====== Provided information

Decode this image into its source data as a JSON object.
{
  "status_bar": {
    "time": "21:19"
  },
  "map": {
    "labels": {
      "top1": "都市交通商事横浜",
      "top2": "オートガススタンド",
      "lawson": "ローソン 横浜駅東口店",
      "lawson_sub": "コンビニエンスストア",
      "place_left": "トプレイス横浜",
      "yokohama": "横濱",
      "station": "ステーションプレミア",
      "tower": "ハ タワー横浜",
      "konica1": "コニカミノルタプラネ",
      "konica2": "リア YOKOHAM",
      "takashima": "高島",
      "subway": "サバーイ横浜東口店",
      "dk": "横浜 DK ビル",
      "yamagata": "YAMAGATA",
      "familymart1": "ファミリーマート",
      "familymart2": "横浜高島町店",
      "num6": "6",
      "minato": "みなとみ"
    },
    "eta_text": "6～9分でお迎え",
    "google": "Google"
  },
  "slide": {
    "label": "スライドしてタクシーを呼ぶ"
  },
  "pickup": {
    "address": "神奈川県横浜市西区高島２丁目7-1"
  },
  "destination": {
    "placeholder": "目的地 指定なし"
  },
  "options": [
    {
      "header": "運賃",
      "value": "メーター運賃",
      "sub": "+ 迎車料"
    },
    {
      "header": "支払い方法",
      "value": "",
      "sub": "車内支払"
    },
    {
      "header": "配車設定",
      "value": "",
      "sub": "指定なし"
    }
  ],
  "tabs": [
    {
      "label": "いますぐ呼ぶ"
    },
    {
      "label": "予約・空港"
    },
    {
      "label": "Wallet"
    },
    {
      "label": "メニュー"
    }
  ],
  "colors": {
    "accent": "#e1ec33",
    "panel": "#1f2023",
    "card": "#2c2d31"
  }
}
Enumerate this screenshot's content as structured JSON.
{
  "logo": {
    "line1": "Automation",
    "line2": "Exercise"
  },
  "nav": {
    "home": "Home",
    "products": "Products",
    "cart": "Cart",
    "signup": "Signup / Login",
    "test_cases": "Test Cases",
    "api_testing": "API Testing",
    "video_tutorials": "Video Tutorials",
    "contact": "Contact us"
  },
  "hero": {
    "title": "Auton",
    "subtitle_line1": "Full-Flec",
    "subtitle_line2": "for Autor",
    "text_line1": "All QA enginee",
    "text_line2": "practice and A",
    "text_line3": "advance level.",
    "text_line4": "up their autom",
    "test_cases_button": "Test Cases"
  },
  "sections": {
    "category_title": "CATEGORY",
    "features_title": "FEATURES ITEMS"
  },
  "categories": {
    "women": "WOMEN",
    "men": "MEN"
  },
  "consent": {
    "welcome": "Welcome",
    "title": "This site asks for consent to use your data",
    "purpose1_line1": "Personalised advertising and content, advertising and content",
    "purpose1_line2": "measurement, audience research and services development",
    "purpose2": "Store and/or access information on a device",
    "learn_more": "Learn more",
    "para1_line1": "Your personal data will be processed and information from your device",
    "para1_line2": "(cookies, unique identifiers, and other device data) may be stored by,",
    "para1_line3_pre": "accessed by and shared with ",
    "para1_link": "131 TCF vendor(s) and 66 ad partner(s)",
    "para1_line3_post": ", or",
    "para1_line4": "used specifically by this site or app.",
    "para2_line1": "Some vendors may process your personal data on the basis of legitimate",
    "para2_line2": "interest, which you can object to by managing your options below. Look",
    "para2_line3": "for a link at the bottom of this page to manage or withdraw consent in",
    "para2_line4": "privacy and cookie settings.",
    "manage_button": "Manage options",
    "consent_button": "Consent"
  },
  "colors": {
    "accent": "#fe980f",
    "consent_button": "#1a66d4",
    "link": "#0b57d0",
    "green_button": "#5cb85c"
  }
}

============

*Challenge*:
Go through the data and return every record exactly.

*Exercise output*:
Decode this image into its source data as a JSON object.
{
  "status_bar": {
    "time": "21:19"
  },
  "map": {
    "labels": {
      "top1": "都市交通商事横浜",
      "top2": "オートガススタンド",
      "lawson": "ローソン 横浜駅東口店",
      "lawson_sub": "コンビニエンスストア",
      "place_left": "トプレイス横浜",
      "yokohama": "横濱",
      "station": "ステーションプレミア",
      "tower": "ハ タワー横浜",
      "konica1": "コニカミノルタプラネ",
      "konica2": "リア YOKOHAM",
      "takashima": "高島",
      "subway": "サバーイ横浜東口店",
      "dk": "横浜 DK ビル",
      "yamagata": "YAMAGATA",
      "familymart1": "ファミリーマート",
      "familymart2": "横浜高島町店",
      "num6": "6",
      "minato": "みなとみ"
    },
    "eta_text": "6～9分でお迎え",
    "google": "Google"
  },
  "slide": {
    "label": "スライドしてタクシーを呼ぶ"
  },
  "pickup": {
    "address": "神奈川県横浜市西区高島２丁目7-1"
  },
  "destination": {
    "placeholder": "目的地 指定なし"
  },
  "options": [
    {
      "header": "運賃",
      "value": "メーター運賃",
      "sub": "+ 迎車料"
    },
    {
      "header": "支払い方法",
      "value": "",
      "sub": "車内支払"
    },
    {
      "header": "配車設定",
      "value": "",
      "sub": "指定なし"
    }
  ],
  "tabs": [
    {
      "label": "いますぐ呼ぶ"
    },
    {
      "label": "予約・空港"
    },
    {
      "label": "Wallet"
    },
    {
      "label": "メニュー"
    }
  ],
  "colors": {
    "accent": "#e1ec33",
    "panel": "#1f2023",
    "card": "#2c2d31"
  }
}
Enumerate this screenshot's content as structured JSON.
{
  "logo": {
    "line1": "Automation",
    "line2": "Exercise"
  },
  "nav": {
    "home": "Home",
    "products": "Products",
    "cart": "Cart",
    "signup": "Signup / Login",
    "test_cases": "Test Cases",
    "api_testing": "API Testing",
    "video_tutorials": "Video Tutorials",
    "contact": "Contact us"
  },
  "hero": {
    "title": "Auton",
    "subtitle_line1": "Full-Flec",
    "subtitle_line2": "for Autor",
    "text_line1": "All QA enginee",
    "text_line2": "practice and A",
    "text_line3": "advance level.",
    "text_line4": "up their autom",
    "test_cases_button": "Test Cases"
  },
  "sections": {
    "category_title": "CATEGORY",
    "features_title": "FEATURES ITEMS"
  },
  "categories": {
    "women": "WOMEN",
    "men": "MEN"
  },
  "consent": {
    "welcome": "Welcome",
    "title": "This site asks for consent to use your data",
    "purpose1_line1": "Personalised advertising and content, advertising and content",
    "purpose1_line2": "measurement, audience research and services development",
    "purpose2": "Store and/or access information on a device",
    "learn_more": "Learn more",
    "para1_line1": "Your personal data will be processed and information from your device",
    "para1_line2": "(cookies, unique identifiers, and other device data) may be stored by,",
    "para1_line3_pre": "accessed by and shared with ",
    "para1_link": "131 TCF vendor(s) and 66 ad partner(s)",
    "para1_line3_post": ", or",
    "para1_line4": "used specifically by this site or app.",
    "para2_line1": "Some vendors may process your personal data on the basis of legitimate",
    "para2_line2": "interest, which you can object to by managing your options below. Look",
    "para2_line3": "for a link at the bottom of this page to manage or withdraw consent in",
    "para2_line4": "privacy and cookie settings.",
    "manage_button": "Manage options",
    "consent_button": "Consent"
  },
  "colors": {
    "accent": "#fe980f",
    "consent_button": "#1a66d4",
    "link": "#0b57d0",
    "green_button": "#5cb85c"
  }
}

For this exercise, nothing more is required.